= Reading passage =
==============================
AEM Dispatcher

The dispatcher is designed as a caching, security, and load balancing layer of the AEM stack. This is the service that the end-user will connect to when viewing the site.

The dispatcher is made up of 2 distinct parts, the webserver, and the dispatcher plugin. While this page will only discuss the dispatcher plugin it should be noted that some of the restrictions should be put in place in the web server itself. Things like stripping off query parameters should be configured at the webserver level and not left to the dispatcher, or for redirection of error documents using the ErrorDocument directive

Load Balancing
While load balancing is a feature of the dispatcher configuration, it is recommended to use an external load balancer and use the dispatcher as a cache.

Configuring the load balance settings for the dispatcher will be mentioned later in the Configuration section

Security
The security layer of the dispatcher allows you to set what URL's go through to the publisher. It is recommended to set a global block and then open up access to the required content. If the filters setup fails to allow content the dispatcher will return a 404 error. If you have defined error pages in AEM then these will not be shown to the user and a default dispatcher error page will be rendered.

The security section can be removed if you are using sling mappings in the publishers to redirect your content, however, some rules should always be in place.

Caching
Caching is the main use of the dispatcher. It can be configured to cache any set of files, or like the security features can be configured to ignore certain content. By default it will not cache any pages that require an authorisation, however, this can and should be changed.
==============================
= Tasks =
1) Copy the AEM Dispatcher text word for word, from "Configuring the load" up to and including "be in place.".
2) Resume the AEM Dispatcher text from the point where it stops.
The records below are drawn from a different source than the AEM Dispatcher text.

= Material shown =
==============================
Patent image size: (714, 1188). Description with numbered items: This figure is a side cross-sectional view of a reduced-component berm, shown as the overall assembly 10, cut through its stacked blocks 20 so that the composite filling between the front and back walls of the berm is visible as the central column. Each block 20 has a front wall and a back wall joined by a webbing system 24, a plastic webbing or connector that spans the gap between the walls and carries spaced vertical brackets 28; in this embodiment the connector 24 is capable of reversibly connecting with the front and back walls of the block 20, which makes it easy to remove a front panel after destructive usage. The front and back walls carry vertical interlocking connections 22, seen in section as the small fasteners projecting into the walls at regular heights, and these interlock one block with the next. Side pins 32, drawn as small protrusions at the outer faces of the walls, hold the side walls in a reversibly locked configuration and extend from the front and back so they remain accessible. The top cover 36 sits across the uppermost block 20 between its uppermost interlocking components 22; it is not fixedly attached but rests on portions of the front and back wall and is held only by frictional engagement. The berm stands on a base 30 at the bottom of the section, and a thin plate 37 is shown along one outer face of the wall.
==============================
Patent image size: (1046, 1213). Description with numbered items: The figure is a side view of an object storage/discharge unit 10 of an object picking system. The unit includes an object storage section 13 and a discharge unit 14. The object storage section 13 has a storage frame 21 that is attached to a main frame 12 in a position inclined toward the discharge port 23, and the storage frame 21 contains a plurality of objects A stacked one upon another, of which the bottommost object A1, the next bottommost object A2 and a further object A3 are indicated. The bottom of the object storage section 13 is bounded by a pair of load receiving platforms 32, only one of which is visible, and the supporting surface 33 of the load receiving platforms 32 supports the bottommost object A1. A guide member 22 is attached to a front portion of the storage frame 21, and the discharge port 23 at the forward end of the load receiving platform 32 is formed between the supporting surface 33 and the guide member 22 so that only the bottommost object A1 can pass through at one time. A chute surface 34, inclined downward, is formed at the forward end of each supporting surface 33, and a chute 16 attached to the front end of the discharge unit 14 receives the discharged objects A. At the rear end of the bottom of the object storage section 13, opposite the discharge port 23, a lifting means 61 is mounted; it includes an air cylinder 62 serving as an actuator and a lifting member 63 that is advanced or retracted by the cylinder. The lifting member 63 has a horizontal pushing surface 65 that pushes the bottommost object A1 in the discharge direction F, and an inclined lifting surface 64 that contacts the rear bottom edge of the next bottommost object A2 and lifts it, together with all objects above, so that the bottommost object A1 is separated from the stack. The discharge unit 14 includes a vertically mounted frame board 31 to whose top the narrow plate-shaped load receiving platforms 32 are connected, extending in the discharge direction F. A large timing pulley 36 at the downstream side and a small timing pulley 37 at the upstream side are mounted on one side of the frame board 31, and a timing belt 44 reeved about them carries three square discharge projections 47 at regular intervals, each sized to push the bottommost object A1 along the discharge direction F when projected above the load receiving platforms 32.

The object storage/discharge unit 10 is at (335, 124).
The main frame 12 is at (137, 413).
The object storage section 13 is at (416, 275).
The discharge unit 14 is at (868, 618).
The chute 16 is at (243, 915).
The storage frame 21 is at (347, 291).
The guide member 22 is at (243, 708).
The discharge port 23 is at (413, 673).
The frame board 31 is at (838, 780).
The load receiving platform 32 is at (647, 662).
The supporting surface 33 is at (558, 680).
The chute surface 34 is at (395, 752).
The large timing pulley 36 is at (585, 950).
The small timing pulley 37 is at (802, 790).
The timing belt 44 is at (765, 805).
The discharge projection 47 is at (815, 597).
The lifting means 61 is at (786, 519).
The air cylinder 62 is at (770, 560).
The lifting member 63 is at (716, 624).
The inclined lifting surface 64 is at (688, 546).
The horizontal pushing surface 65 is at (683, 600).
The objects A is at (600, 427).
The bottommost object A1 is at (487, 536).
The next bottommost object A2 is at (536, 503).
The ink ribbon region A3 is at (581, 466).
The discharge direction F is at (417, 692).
==============================
= Task-by-task answers =
1)
Configuring the load balance settings for the dispatcher will be mentioned later in the Configuration section

Security
The security layer of the dispatcher allows you to set what URL's go through to the publisher. It is recommended to set a global block and then open up access to the required content. If the filters setup fails to allow content the dispatcher will return a 404 error. If you have defined error pages in AEM then these will not be shown to the user and a default dispatcher error page will be rendered.

The security section can be removed if you are using sling mappings in the publishers to redirect your content, however, some rules should always be in place.

2)
Configuration
This section will discuss the configuration of the dispatcher as well as what configuration should be added for a good AEM system. As mentioned earlier if you use sling mappings and want custom error pages then a lot of the filters should be removed.

The dispatcher is an apache httpd module and is configured using a file called dispatcher.any. This is the main file, but as I will explain you can include additional files to allow for a cleaner set of configuration for multiple applications.

The indentation of instructions in the dispatcher configuration is very important, while each sub instruction is enclosed in {} the dispatcher will complain if the indentation is wrong, or you may get unexpected results. It is recommended to use a tab to indent all instructions.

For more in-depth configuration details go to the Dispatcher configuration documentation

Structure
The structure of the files is very simple, every command starts with a / and where it has sub instructions they will be wrapped similar to json structure {}

# name of the dispatcher
/name "internet-server"
# each farm configures a set of (load-balanced) renders
/farms
{
$include "author-farm.any"
$include "publish-farm.any"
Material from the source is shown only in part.